[Stored items]
§ §
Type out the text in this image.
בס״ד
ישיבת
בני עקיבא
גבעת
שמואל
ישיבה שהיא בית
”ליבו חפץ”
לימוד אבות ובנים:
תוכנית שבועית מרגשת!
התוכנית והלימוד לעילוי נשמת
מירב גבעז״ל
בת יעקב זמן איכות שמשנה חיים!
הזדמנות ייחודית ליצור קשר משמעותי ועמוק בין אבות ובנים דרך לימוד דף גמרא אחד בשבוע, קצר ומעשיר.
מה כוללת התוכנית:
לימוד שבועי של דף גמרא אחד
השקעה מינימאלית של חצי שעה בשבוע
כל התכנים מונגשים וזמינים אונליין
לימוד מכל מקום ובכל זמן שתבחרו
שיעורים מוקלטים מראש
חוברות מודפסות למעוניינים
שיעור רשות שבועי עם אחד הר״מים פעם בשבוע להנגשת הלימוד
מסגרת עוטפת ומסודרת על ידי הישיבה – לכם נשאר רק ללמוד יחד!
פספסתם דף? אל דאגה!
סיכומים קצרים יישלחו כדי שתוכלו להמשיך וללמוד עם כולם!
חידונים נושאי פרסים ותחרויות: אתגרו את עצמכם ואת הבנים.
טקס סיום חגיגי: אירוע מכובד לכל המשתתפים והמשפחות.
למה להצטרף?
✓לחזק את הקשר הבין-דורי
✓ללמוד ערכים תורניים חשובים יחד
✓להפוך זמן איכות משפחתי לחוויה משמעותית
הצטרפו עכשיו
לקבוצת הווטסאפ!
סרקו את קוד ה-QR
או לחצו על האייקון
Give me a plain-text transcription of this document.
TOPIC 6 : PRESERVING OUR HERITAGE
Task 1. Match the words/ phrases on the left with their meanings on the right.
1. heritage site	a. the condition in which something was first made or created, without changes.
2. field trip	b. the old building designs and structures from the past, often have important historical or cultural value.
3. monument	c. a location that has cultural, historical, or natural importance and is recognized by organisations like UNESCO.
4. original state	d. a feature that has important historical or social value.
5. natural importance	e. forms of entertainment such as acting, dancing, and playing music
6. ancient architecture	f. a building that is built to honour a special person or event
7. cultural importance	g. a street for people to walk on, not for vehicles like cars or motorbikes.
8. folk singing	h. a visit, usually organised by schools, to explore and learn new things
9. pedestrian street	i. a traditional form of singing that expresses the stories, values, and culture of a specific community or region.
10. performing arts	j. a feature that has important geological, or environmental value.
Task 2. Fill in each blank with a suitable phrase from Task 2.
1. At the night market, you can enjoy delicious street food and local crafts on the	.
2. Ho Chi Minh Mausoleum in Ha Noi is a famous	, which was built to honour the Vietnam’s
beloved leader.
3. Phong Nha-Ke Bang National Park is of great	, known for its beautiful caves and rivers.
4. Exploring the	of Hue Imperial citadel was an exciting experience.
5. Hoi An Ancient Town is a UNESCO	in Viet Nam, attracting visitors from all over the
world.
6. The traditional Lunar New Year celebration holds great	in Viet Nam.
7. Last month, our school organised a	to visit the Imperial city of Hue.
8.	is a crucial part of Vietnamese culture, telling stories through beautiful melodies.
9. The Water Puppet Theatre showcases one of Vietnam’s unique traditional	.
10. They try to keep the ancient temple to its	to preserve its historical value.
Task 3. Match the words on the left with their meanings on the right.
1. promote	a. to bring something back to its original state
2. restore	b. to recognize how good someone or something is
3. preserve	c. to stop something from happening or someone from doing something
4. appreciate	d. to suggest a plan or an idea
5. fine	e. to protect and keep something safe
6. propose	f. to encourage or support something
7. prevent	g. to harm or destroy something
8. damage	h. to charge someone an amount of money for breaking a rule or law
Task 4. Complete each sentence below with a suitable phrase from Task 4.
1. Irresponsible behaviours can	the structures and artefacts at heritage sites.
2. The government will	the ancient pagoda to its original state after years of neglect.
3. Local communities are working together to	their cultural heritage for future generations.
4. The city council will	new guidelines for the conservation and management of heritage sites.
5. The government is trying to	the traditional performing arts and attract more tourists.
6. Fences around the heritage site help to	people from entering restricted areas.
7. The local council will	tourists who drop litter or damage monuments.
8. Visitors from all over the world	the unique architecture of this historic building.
§ §
◆ WHAT THIS TASK INVOLVES ◆
Copy out every line of the material above that mentions the word "importance".

◆ FINISHED ANSWER ◆
3. monument	c. a location that has cultural, historical, or natural importance and is recognized by organisations like UNESCO.
5. natural importance	e. forms of entertainment such as acting, dancing, and playing music
7. cultural importance	g. a street for people to walk on, not for vehicles like cars or motorbikes.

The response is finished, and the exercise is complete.